══ Supplied records

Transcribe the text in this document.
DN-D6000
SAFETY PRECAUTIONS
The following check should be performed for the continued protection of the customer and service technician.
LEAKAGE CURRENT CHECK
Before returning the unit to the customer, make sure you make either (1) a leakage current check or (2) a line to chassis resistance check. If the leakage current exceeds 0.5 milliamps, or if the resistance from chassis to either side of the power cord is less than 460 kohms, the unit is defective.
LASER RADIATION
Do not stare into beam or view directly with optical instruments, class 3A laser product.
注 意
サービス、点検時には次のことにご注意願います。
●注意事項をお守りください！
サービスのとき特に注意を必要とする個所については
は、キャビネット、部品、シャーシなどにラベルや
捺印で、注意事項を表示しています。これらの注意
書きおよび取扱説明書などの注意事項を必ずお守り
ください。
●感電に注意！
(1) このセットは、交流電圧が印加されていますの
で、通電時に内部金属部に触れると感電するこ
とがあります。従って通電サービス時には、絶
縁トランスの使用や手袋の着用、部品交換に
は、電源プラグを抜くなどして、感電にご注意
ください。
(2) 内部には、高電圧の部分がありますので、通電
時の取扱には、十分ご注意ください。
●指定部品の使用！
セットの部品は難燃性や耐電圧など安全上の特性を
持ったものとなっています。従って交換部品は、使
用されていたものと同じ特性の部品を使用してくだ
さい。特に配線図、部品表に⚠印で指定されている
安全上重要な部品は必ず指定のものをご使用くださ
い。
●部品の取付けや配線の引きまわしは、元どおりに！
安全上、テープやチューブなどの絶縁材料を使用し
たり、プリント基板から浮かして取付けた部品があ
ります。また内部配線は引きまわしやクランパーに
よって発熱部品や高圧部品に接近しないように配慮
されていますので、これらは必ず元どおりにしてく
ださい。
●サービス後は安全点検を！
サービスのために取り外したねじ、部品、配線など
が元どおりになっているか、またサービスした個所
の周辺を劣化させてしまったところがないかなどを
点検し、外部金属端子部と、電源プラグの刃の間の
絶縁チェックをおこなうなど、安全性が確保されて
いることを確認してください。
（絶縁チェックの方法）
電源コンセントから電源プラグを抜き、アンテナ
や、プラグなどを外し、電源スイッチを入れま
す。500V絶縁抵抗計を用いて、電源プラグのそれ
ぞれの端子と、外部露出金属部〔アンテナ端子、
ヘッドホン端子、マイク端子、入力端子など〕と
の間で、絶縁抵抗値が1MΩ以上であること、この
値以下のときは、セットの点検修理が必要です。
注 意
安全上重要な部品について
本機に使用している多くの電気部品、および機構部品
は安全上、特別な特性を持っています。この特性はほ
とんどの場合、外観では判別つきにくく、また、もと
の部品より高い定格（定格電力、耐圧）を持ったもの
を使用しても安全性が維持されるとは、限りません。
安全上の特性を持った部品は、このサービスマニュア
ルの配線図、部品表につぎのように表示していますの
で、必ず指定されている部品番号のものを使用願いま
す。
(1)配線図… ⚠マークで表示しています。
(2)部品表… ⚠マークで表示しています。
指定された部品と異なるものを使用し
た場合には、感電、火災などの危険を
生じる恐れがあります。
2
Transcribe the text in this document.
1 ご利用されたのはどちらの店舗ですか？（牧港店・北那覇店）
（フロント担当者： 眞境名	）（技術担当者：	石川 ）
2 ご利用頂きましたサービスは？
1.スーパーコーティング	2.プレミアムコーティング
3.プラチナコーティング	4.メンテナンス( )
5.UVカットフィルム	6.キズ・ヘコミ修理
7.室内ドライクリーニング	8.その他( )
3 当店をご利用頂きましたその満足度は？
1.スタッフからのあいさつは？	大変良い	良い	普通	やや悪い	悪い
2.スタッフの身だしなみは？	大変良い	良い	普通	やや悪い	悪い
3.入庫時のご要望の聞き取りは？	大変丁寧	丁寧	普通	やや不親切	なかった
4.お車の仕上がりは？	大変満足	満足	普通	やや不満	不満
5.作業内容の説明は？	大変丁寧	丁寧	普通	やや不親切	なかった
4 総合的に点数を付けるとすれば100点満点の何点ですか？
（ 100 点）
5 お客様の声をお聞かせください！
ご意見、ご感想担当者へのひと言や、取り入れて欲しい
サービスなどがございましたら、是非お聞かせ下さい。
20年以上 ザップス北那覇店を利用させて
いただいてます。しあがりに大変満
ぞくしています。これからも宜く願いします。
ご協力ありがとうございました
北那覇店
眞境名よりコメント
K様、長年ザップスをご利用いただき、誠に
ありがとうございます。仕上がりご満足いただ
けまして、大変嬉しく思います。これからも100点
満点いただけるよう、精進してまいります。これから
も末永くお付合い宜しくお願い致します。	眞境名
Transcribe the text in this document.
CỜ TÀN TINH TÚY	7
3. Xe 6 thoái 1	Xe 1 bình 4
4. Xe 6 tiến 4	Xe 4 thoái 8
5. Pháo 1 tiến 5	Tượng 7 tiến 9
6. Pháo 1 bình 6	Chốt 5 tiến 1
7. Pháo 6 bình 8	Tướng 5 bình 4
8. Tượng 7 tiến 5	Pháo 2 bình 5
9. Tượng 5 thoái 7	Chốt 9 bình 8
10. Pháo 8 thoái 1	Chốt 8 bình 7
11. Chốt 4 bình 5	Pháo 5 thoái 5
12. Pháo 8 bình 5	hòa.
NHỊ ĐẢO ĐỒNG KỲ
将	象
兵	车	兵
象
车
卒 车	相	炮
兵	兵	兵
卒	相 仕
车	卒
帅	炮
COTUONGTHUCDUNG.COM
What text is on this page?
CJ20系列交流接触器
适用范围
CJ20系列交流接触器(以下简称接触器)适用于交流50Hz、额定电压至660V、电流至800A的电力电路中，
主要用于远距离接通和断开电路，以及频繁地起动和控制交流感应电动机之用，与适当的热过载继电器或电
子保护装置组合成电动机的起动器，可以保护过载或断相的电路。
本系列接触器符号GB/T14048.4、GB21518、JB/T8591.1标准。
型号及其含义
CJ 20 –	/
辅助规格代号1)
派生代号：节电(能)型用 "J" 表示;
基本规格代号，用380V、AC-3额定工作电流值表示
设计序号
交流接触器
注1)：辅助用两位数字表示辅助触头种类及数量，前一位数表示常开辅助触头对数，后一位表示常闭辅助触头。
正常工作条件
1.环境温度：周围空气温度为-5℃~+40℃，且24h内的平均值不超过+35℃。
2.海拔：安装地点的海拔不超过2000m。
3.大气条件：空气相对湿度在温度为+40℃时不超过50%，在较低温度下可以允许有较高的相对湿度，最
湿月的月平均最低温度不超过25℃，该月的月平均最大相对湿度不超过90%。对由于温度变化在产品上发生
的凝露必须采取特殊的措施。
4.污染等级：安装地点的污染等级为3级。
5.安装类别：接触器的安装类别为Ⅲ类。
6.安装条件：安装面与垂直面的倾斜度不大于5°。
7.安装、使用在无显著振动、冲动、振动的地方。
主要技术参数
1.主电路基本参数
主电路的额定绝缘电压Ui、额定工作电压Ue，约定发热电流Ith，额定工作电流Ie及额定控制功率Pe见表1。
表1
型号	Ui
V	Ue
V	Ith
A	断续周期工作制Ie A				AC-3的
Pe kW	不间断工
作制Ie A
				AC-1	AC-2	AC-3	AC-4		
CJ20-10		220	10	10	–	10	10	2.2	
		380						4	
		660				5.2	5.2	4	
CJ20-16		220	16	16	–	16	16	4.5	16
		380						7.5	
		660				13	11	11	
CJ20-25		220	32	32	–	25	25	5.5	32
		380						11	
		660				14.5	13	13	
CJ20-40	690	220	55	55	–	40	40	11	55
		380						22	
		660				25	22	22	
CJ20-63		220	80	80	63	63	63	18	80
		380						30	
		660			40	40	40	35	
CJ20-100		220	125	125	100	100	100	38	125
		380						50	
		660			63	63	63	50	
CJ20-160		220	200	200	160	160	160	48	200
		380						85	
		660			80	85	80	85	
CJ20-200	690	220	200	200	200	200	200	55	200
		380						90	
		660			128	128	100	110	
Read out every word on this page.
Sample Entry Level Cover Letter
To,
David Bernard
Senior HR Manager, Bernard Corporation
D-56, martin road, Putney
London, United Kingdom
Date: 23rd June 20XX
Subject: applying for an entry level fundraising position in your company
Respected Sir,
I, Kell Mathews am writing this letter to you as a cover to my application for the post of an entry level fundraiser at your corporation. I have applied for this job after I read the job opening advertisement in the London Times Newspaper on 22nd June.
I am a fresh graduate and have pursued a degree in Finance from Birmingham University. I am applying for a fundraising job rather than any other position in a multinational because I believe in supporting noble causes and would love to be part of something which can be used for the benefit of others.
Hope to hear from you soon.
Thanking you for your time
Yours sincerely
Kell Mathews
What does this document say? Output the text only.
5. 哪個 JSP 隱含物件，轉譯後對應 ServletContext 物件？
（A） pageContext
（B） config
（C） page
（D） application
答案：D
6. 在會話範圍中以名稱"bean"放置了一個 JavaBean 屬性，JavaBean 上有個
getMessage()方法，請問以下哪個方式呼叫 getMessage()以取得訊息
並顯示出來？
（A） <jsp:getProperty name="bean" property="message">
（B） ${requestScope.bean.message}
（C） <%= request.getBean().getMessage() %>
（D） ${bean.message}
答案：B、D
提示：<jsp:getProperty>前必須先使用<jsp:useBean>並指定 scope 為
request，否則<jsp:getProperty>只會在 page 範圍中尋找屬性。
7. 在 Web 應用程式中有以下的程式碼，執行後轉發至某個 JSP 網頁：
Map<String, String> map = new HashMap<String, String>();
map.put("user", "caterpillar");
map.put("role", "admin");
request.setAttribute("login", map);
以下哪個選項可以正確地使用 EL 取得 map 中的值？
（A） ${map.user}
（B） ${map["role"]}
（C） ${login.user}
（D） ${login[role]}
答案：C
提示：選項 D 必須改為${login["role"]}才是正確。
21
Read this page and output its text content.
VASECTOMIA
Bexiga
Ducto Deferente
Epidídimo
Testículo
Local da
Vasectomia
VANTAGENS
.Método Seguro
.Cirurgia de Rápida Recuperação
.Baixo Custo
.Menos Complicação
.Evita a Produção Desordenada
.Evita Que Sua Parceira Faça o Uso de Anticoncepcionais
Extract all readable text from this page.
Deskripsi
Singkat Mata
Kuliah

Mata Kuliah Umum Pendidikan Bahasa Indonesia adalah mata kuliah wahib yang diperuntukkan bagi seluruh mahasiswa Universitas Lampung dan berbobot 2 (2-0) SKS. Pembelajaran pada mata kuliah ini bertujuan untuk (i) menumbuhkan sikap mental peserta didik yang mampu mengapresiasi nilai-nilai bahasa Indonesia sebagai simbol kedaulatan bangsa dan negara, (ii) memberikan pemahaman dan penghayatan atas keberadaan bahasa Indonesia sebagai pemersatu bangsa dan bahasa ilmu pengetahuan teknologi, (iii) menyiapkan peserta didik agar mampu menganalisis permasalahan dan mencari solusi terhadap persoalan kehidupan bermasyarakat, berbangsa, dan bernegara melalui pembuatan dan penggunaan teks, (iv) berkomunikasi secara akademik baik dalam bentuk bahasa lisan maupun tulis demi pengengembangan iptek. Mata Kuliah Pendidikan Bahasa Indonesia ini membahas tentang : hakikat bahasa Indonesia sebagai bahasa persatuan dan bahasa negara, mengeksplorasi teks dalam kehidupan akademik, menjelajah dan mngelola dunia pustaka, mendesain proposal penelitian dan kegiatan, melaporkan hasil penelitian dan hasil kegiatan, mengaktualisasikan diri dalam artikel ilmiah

════

*Exercise requirements:*
Copy down every line of the material above that includes the string "Evita".

*Output of the task:*
.Evita a Produção Desordenada
.Evita Que Sua Parceira Faça o Uso de Anticoncepcionais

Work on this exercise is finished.